▸ **Requirement**:
Take the material below and retype it in full; pictures are left out.

▸ **Supplied entries**:
⟨

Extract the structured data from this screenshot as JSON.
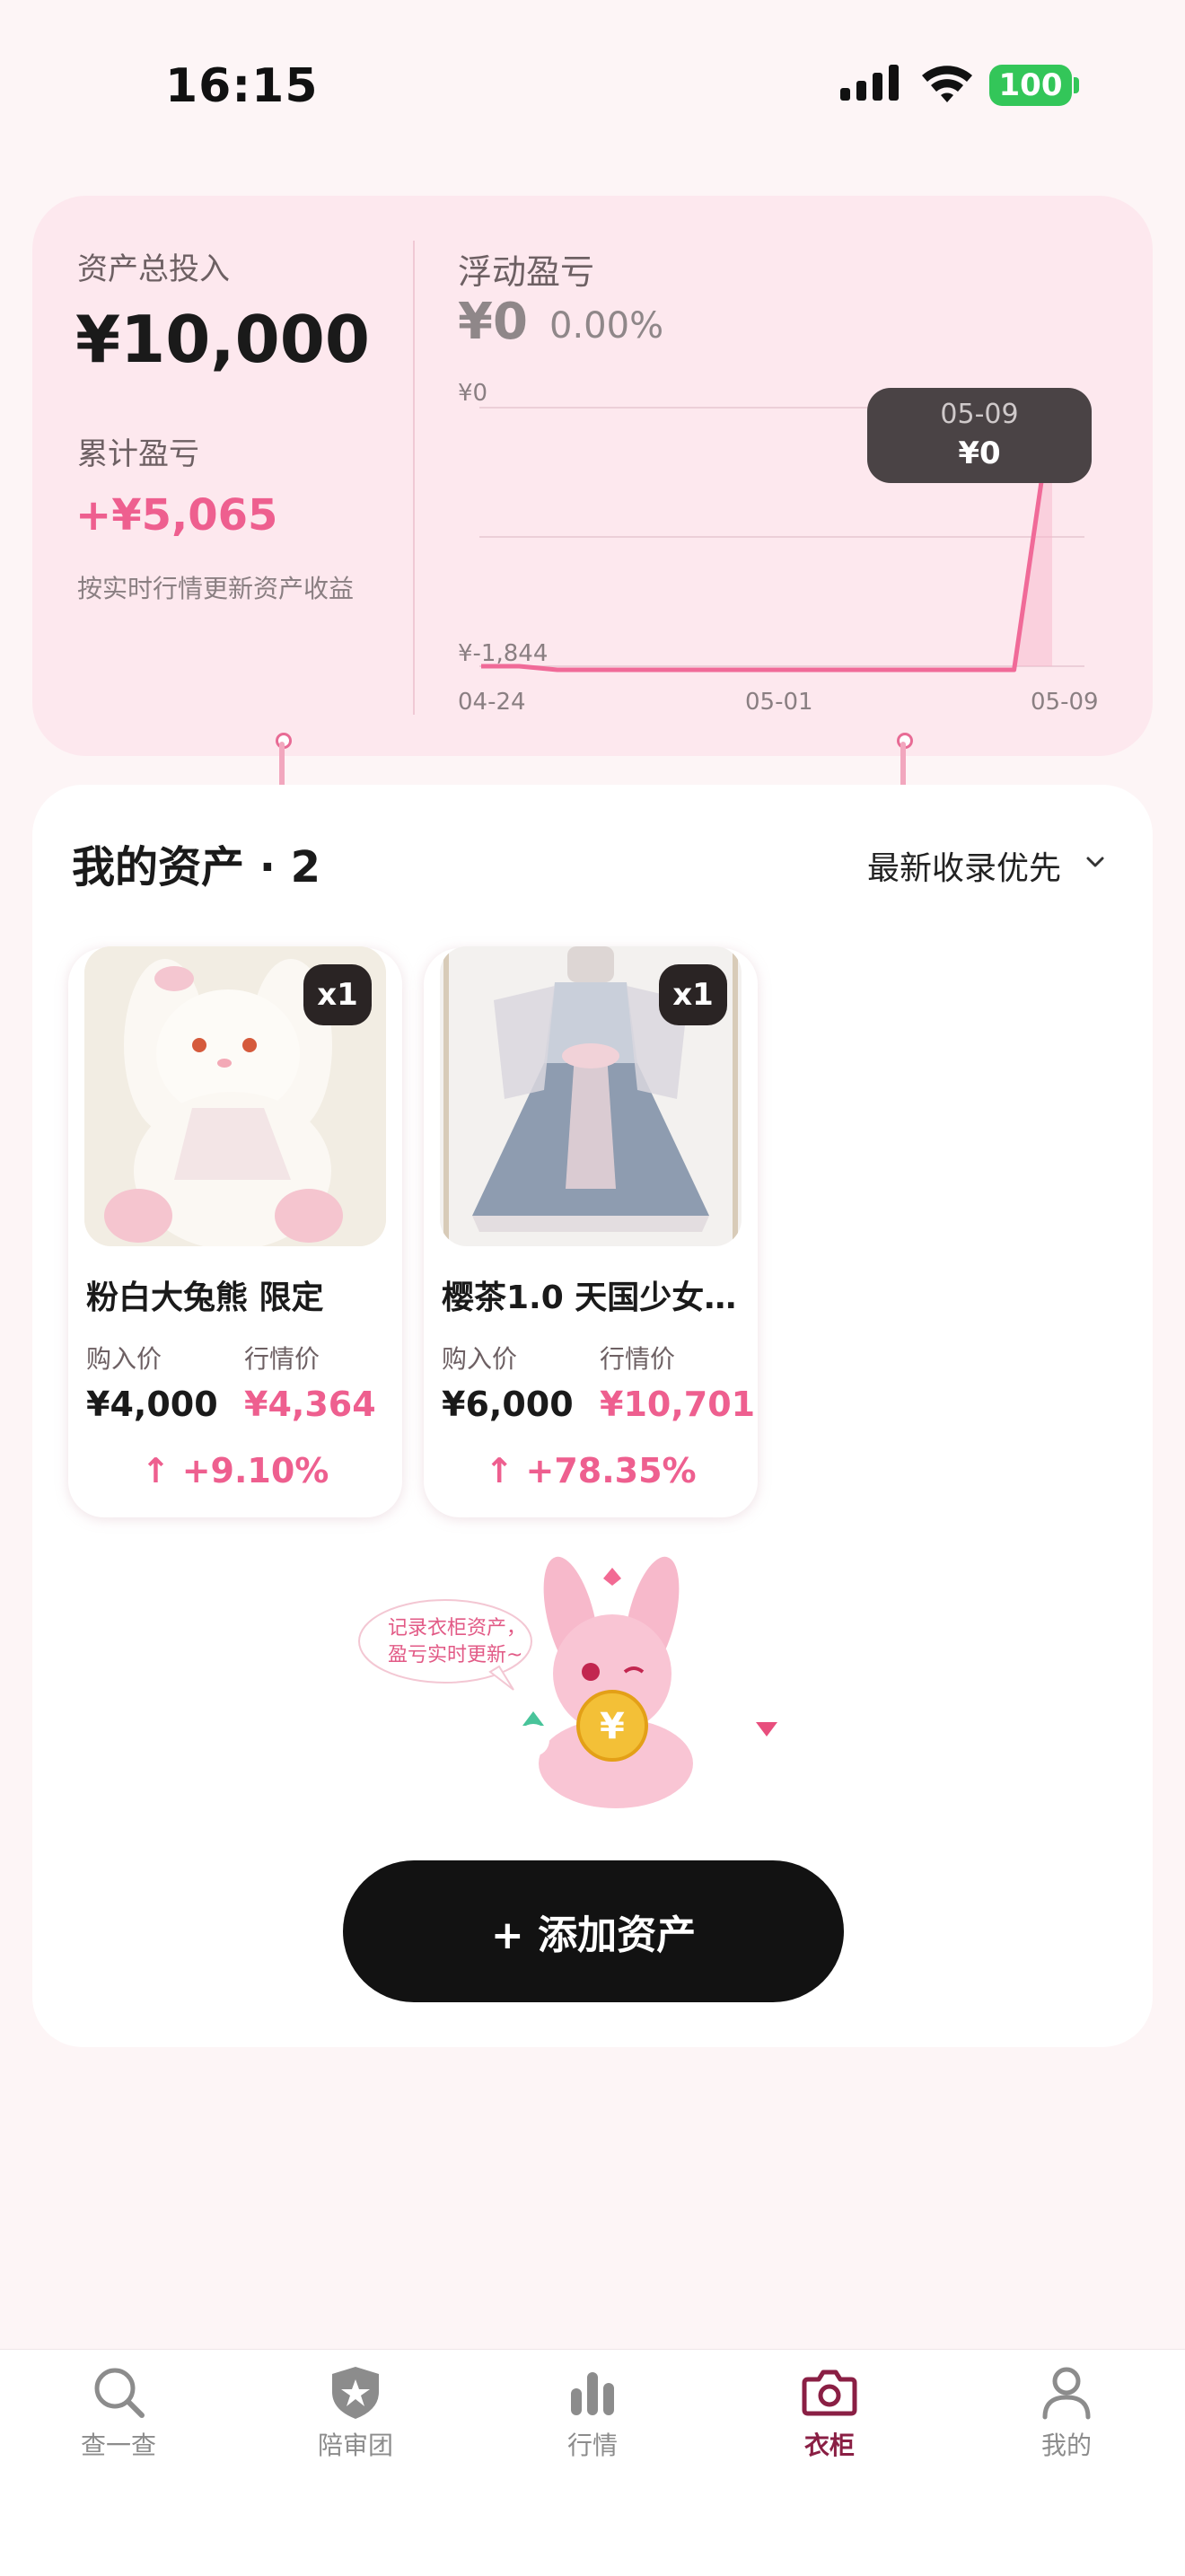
{
  "status_bar": {
    "time": "16:15",
    "battery": "100"
  },
  "summary": {
    "total_label": "资产总投入",
    "total_value": "¥10,000",
    "cum_label": "累计盈亏",
    "cum_value": "+¥5,065",
    "note": "按实时行情更新资产收益",
    "float_label": "浮动盈亏",
    "float_value": "¥0",
    "float_pct": "0.00%"
  },
  "chart_data": {
    "type": "line",
    "x": [
      "04-24",
      "04-25",
      "04-26",
      "04-27",
      "04-28",
      "04-29",
      "04-30",
      "05-01",
      "05-02",
      "05-03",
      "05-04",
      "05-05",
      "05-06",
      "05-07",
      "05-08",
      "05-09"
    ],
    "y": [
      -1844,
      -1844,
      -1860,
      -1860,
      -1860,
      -1860,
      -1856,
      -1856,
      -1856,
      -1856,
      -1856,
      -1852,
      -1852,
      -1852,
      -1852,
      0
    ],
    "xticks": [
      "04-24",
      "05-01",
      "05-09"
    ],
    "yticks": [
      "¥0",
      "¥-1,844"
    ],
    "ylim": [
      -1844,
      0
    ],
    "color": "#f06a98",
    "tooltip": {
      "date": "05-09",
      "value": "¥0"
    }
  },
  "assets": {
    "title": "我的资产 · 2",
    "sort_label": "最新收录优先",
    "items": [
      {
        "name": "粉白大兔熊 限定",
        "qty": "x1",
        "buy_label": "购入价",
        "buy_price": "¥4,000",
        "mkt_label": "行情价",
        "mkt_price": "¥4,364",
        "change": "↑ +9.10%"
      },
      {
        "name": "樱茶1.0 天国少女…",
        "qty": "x1",
        "buy_label": "购入价",
        "buy_price": "¥6,000",
        "mkt_label": "行情价",
        "mkt_price": "¥10,701",
        "change": "↑ +78.35%"
      }
    ],
    "mascot_bubble": [
      "记录衣柜资产，",
      "盈亏实时更新~"
    ],
    "add_button": "+ 添加资产"
  },
  "tabs": [
    {
      "label": "查一查",
      "icon": "search-icon"
    },
    {
      "label": "陪审团",
      "icon": "shield-star-icon"
    },
    {
      "label": "行情",
      "icon": "bar-chart-icon"
    },
    {
      "label": "衣柜",
      "icon": "camera-icon",
      "active": true
    },
    {
      "label": "我的",
      "icon": "person-icon"
    }
  ],
  "colors": {
    "accent_pink": "#ee5f8f",
    "active_tab": "#8a1f44",
    "card_bg": "#fde8ee"
  }
}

⟩

▸ **Solution to this exercise**:
Extract the structured data from this screenshot as JSON.
{
  "status_bar": {
    "time": "16:15",
    "battery": "100"
  },
  "summary": {
    "total_label": "资产总投入",
    "total_value": "¥10,000",
    "cum_label": "累计盈亏",
    "cum_value": "+¥5,065",
    "note": "按实时行情更新资产收益",
    "float_label": "浮动盈亏",
    "float_value": "¥0",
    "float_pct": "0.00%"
  },
  "chart_data": {
    "type": "line",
    "x": [
      "04-24",
      "04-25",
      "04-26",
      "04-27",
      "04-28",
      "04-29",
      "04-30",
      "05-01",
      "05-02",
      "05-03",
      "05-04",
      "05-05",
      "05-06",
      "05-07",
      "05-08",
      "05-09"
    ],
    "y": [
      -1844,
      -1844,
      -1860,
      -1860,
      -1860,
      -1860,
      -1856,
      -1856,
      -1856,
      -1856,
      -1856,
      -1852,
      -1852,
      -1852,
      -1852,
      0
    ],
    "xticks": [
      "04-24",
      "05-01",
      "05-09"
    ],
    "yticks": [
      "¥0",
      "¥-1,844"
    ],
    "ylim": [
      -1844,
      0
    ],
    "color": "#f06a98",
    "tooltip": {
      "date": "05-09",
      "value": "¥0"
    }
  },
  "assets": {
    "title": "我的资产 · 2",
    "sort_label": "最新收录优先",
    "items": [
      {
        "name": "粉白大兔熊 限定",
        "qty": "x1",
        "buy_label": "购入价",
        "buy_price": "¥4,000",
        "mkt_label": "行情价",
        "mkt_price": "¥4,364",
        "change": "↑ +9.10%"
      },
      {
        "name": "樱茶1.0 天国少女…",
        "qty": "x1",
        "buy_label": "购入价",
        "buy_price": "¥6,000",
        "mkt_label": "行情价",
        "mkt_price": "¥10,701",
        "change": "↑ +78.35%"
      }
    ],
    "mascot_bubble": [
      "记录衣柜资产，",
      "盈亏实时更新~"
    ],
    "add_button": "+ 添加资产"
  },
  "tabs": [
    {
      "label": "查一查",
      "icon": "search-icon"
    },
    {
      "label": "陪审团",
      "icon": "shield-star-icon"
    },
    {
      "label": "行情",
      "icon": "bar-chart-icon"
    },
    {
      "label": "衣柜",
      "icon": "camera-icon",
      "active": true
    },
    {
      "label": "我的",
      "icon": "person-icon"
    }
  ],
  "colors": {
    "accent_pink": "#ee5f8f",
    "active_tab": "#8a1f44",
    "card_bg": "#fde8ee"
  }
}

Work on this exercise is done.